**Requirements:**
Reproduce every one of the records below word for word, keeping their order.

**Excerpted data:**
** START **

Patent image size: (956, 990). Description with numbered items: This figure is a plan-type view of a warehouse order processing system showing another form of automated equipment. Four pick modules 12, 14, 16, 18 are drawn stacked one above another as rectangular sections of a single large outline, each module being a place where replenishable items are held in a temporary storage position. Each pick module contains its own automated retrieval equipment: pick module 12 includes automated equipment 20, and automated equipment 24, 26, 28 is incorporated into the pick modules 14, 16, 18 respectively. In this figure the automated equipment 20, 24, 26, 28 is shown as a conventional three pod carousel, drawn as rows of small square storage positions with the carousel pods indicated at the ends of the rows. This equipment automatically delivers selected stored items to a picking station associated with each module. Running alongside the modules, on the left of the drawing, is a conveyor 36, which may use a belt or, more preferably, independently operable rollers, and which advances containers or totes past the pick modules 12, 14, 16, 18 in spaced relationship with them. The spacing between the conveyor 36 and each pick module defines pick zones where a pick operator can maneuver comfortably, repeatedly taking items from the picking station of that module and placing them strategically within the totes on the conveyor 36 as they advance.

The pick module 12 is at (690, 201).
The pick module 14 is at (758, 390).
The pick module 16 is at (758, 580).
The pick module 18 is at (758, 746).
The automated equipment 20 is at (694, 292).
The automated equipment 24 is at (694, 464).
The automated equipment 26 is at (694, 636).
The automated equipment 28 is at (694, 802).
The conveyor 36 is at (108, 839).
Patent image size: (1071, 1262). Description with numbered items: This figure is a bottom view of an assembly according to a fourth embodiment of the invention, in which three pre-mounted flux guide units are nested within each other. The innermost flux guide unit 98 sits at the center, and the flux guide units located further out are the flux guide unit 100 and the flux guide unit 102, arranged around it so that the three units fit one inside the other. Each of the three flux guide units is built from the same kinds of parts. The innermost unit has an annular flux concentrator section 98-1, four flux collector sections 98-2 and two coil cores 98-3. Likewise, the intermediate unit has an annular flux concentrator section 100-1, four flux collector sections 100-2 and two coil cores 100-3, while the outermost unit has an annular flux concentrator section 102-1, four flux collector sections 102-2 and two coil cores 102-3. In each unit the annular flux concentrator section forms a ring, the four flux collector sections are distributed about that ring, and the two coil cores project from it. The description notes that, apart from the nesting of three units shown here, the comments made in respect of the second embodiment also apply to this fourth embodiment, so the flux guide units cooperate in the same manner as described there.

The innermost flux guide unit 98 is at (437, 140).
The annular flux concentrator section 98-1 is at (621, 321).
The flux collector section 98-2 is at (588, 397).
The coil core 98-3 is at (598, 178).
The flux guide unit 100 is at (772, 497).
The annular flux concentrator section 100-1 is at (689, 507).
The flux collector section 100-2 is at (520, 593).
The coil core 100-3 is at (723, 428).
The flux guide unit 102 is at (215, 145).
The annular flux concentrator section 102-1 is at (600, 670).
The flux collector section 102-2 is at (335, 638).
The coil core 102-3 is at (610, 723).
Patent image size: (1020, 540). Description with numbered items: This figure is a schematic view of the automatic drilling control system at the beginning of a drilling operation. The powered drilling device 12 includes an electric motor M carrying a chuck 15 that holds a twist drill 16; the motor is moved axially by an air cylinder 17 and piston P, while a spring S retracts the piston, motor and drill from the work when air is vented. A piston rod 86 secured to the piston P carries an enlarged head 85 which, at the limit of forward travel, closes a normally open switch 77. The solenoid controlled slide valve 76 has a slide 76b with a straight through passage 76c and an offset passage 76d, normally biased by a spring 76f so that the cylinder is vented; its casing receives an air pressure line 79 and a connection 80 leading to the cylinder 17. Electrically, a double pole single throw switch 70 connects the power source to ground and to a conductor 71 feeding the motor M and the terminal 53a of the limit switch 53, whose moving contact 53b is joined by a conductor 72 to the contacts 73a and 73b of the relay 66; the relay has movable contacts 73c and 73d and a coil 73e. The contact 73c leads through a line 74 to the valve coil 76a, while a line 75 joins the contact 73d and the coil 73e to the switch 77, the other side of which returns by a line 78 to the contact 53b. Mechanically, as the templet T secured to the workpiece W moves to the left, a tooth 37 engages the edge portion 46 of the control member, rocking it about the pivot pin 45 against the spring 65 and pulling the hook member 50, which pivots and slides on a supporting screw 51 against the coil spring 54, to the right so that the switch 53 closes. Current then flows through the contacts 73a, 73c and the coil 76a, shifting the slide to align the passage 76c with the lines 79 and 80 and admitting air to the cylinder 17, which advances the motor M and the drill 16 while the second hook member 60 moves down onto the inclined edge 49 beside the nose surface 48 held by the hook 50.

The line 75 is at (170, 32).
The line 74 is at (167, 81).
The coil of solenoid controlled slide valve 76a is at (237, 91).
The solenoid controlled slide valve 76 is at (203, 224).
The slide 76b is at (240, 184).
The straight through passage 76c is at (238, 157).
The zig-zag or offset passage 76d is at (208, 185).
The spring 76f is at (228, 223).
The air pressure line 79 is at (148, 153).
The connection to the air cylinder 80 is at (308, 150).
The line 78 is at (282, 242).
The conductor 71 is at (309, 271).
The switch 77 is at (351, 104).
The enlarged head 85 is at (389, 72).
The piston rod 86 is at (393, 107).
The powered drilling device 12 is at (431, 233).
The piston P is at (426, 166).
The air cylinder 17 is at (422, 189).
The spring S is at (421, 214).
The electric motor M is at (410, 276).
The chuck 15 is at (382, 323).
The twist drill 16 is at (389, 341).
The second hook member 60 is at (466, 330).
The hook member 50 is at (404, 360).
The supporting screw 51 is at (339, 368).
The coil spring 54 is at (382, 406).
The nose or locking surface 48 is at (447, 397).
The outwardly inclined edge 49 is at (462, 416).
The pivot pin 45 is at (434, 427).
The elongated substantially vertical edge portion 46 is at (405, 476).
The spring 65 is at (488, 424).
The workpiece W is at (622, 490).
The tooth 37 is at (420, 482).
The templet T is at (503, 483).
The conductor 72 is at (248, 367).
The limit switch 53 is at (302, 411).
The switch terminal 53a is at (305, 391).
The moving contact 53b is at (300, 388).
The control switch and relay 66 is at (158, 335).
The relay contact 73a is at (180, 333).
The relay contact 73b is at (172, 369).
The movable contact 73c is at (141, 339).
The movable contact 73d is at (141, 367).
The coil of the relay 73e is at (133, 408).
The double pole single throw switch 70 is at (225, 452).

** END **

**Solution to this exercise:**
Patent image size: (956, 990). Description with numbered items: This figure is a plan-type view of a warehouse order processing system showing another form of automated equipment. Four pick modules 12, 14, 16, 18 are drawn stacked one above another as rectangular sections of a single large outline, each module being a place where replenishable items are held in a temporary storage position. Each pick module contains its own automated retrieval equipment: pick module 12 includes automated equipment 20, and automated equipment 24, 26, 28 is incorporated into the pick modules 14, 16, 18 respectively. In this figure the automated equipment 20, 24, 26, 28 is shown as a conventional three pod carousel, drawn as rows of small square storage positions with the carousel pods indicated at the ends of the rows. This equipment automatically delivers selected stored items to a picking station associated with each module. Running alongside the modules, on the left of the drawing, is a conveyor 36, which may use a belt or, more preferably, independently operable rollers, and which advances containers or totes past the pick modules 12, 14, 16, 18 in spaced relationship with them. The spacing between the conveyor 36 and each pick module defines pick zones where a pick operator can maneuver comfortably, repeatedly taking items from the picking station of that module and placing them strategically within the totes on the conveyor 36 as they advance.

The pick module 12 is at (690, 201).
The pick module 14 is at (758, 390).
The pick module 16 is at (758, 580).
The pick module 18 is at (758, 746).
The automated equipment 20 is at (694, 292).
The automated equipment 24 is at (694, 464).
The automated equipment 26 is at (694, 636).
The automated equipment 28 is at (694, 802).
The conveyor 36 is at (108, 839).
Patent image size: (1071, 1262). Description with numbered items: This figure is a bottom view of an assembly according to a fourth embodiment of the invention, in which three pre-mounted flux guide units are nested within each other. The innermost flux guide unit 98 sits at the center, and the flux guide units located further out are the flux guide unit 100 and the flux guide unit 102, arranged around it so that the three units fit one inside the other. Each of the three flux guide units is built from the same kinds of parts. The innermost unit has an annular flux concentrator section 98-1, four flux collector sections 98-2 and two coil cores 98-3. Likewise, the intermediate unit has an annular flux concentrator section 100-1, four flux collector sections 100-2 and two coil cores 100-3, while the outermost unit has an annular flux concentrator section 102-1, four flux collector sections 102-2 and two coil cores 102-3. In each unit the annular flux concentrator section forms a ring, the four flux collector sections are distributed about that ring, and the two coil cores project from it. The description notes that, apart from the nesting of three units shown here, the comments made in respect of the second embodiment also apply to this fourth embodiment, so the flux guide units cooperate in the same manner as described there.

The innermost flux guide unit 98 is at (437, 140).
The annular flux concentrator section 98-1 is at (621, 321).
The flux collector section 98-2 is at (588, 397).
The coil core 98-3 is at (598, 178).
The flux guide unit 100 is at (772, 497).
The annular flux concentrator section 100-1 is at (689, 507).
The flux collector section 100-2 is at (520, 593).
The coil core 100-3 is at (723, 428).
The flux guide unit 102 is at (215, 145).
The annular flux concentrator section 102-1 is at (600, 670).
The flux collector section 102-2 is at (335, 638).
The coil core 102-3 is at (610, 723).
Patent image size: (1020, 540). Description with numbered items: This figure is a schematic view of the automatic drilling control system at the beginning of a drilling operation. The powered drilling device 12 includes an electric motor M carrying a chuck 15 that holds a twist drill 16; the motor is moved axially by an air cylinder 17 and piston P, while a spring S retracts the piston, motor and drill from the work when air is vented. A piston rod 86 secured to the piston P carries an enlarged head 85 which, at the limit of forward travel, closes a normally open switch 77. The solenoid controlled slide valve 76 has a slide 76b with a straight through passage 76c and an offset passage 76d, normally biased by a spring 76f so that the cylinder is vented; its casing receives an air pressure line 79 and a connection 80 leading to the cylinder 17. Electrically, a double pole single throw switch 70 connects the power source to ground and to a conductor 71 feeding the motor M and the terminal 53a of the limit switch 53, whose moving contact 53b is joined by a conductor 72 to the contacts 73a and 73b of the relay 66; the relay has movable contacts 73c and 73d and a coil 73e. The contact 73c leads through a line 74 to the valve coil 76a, while a line 75 joins the contact 73d and the coil 73e to the switch 77, the other side of which returns by a line 78 to the contact 53b. Mechanically, as the templet T secured to the workpiece W moves to the left, a tooth 37 engages the edge portion 46 of the control member, rocking it about the pivot pin 45 against the spring 65 and pulling the hook member 50, which pivots and slides on a supporting screw 51 against the coil spring 54, to the right so that the switch 53 closes. Current then flows through the contacts 73a, 73c and the coil 76a, shifting the slide to align the passage 76c with the lines 79 and 80 and admitting air to the cylinder 17, which advances the motor M and the drill 16 while the second hook member 60 moves down onto the inclined edge 49 beside the nose surface 48 held by the hook 50.

The line 75 is at (170, 32).
The line 74 is at (167, 81).
The coil of solenoid controlled slide valve 76a is at (237, 91).
The solenoid controlled slide valve 76 is at (203, 224).
The slide 76b is at (240, 184).
The straight through passage 76c is at (238, 157).
The zig-zag or offset passage 76d is at (208, 185).
The spring 76f is at (228, 223).
The air pressure line 79 is at (148, 153).
The connection to the air cylinder 80 is at (308, 150).
The line 78 is at (282, 242).
The conductor 71 is at (309, 271).
The switch 77 is at (351, 104).
The enlarged head 85 is at (389, 72).
The piston rod 86 is at (393, 107).
The powered drilling device 12 is at (431, 233).
The piston P is at (426, 166).
The air cylinder 17 is at (422, 189).
The spring S is at (421, 214).
The electric motor M is at (410, 276).
The chuck 15 is at (382, 323).
The twist drill 16 is at (389, 341).
The second hook member 60 is at (466, 330).
The hook member 50 is at (404, 360).
The supporting screw 51 is at (339, 368).
The coil spring 54 is at (382, 406).
The nose or locking surface 48 is at (447, 397).
The outwardly inclined edge 49 is at (462, 416).
The pivot pin 45 is at (434, 427).
The elongated substantially vertical edge portion 46 is at (405, 476).
The spring 65 is at (488, 424).
The workpiece W is at (622, 490).
The tooth 37 is at (420, 482).
The templet T is at (503, 483).
The conductor 72 is at (248, 367).
The limit switch 53 is at (302, 411).
The switch terminal 53a is at (305, 391).
The moving contact 53b is at (300, 388).
The control switch and relay 66 is at (158, 335).
The relay contact 73a is at (180, 333).
The relay contact 73b is at (172, 369).
The movable contact 73c is at (141, 339).
The movable contact 73d is at (141, 367).
The coil of the relay 73e is at (133, 408).
The double pole single throw switch 70 is at (225, 452).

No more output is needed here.